* begin *

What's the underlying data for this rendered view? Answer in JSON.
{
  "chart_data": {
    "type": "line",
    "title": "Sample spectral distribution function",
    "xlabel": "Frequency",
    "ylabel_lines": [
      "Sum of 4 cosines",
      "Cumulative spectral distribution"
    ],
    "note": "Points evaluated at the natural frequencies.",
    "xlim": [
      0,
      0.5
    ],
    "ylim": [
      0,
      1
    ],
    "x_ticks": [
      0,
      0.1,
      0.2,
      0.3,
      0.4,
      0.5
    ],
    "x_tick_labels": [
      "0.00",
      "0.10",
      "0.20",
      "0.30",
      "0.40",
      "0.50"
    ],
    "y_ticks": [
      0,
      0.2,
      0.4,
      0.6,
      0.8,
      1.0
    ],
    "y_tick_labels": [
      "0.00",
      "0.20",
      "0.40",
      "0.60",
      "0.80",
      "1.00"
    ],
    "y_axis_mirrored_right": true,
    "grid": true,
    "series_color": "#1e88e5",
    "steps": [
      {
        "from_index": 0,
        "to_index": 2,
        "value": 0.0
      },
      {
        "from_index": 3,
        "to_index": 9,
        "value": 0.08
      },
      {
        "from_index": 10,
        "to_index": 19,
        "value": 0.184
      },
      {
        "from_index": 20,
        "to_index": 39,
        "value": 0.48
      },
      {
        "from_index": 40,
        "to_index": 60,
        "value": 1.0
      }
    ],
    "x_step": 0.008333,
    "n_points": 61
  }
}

* end *

EXERCISE DIRECTIONS ->
All of the lines above need to be given again exactly.

WRITTEN RESPONSE ->
What's the underlying data for this rendered view? Answer in JSON.
{
  "chart_data": {
    "type": "line",
    "title": "Sample spectral distribution function",
    "xlabel": "Frequency",
    "ylabel_lines": [
      "Sum of 4 cosines",
      "Cumulative spectral distribution"
    ],
    "note": "Points evaluated at the natural frequencies.",
    "xlim": [
      0,
      0.5
    ],
    "ylim": [
      0,
      1
    ],
    "x_ticks": [
      0,
      0.1,
      0.2,
      0.3,
      0.4,
      0.5
    ],
    "x_tick_labels": [
      "0.00",
      "0.10",
      "0.20",
      "0.30",
      "0.40",
      "0.50"
    ],
    "y_ticks": [
      0,
      0.2,
      0.4,
      0.6,
      0.8,
      1.0
    ],
    "y_tick_labels": [
      "0.00",
      "0.20",
      "0.40",
      "0.60",
      "0.80",
      "1.00"
    ],
    "y_axis_mirrored_right": true,
    "grid": true,
    "series_color": "#1e88e5",
    "steps": [
      {
        "from_index": 0,
        "to_index": 2,
        "value": 0.0
      },
      {
        "from_index": 3,
        "to_index": 9,
        "value": 0.08
      },
      {
        "from_index": 10,
        "to_index": 19,
        "value": 0.184
      },
      {
        "from_index": 20,
        "to_index": 39,
        "value": 0.48
      },
      {
        "from_index": 40,
        "to_index": 60,
        "value": 1.0
      }
    ],
    "x_step": 0.008333,
    "n_points": 61
  }
}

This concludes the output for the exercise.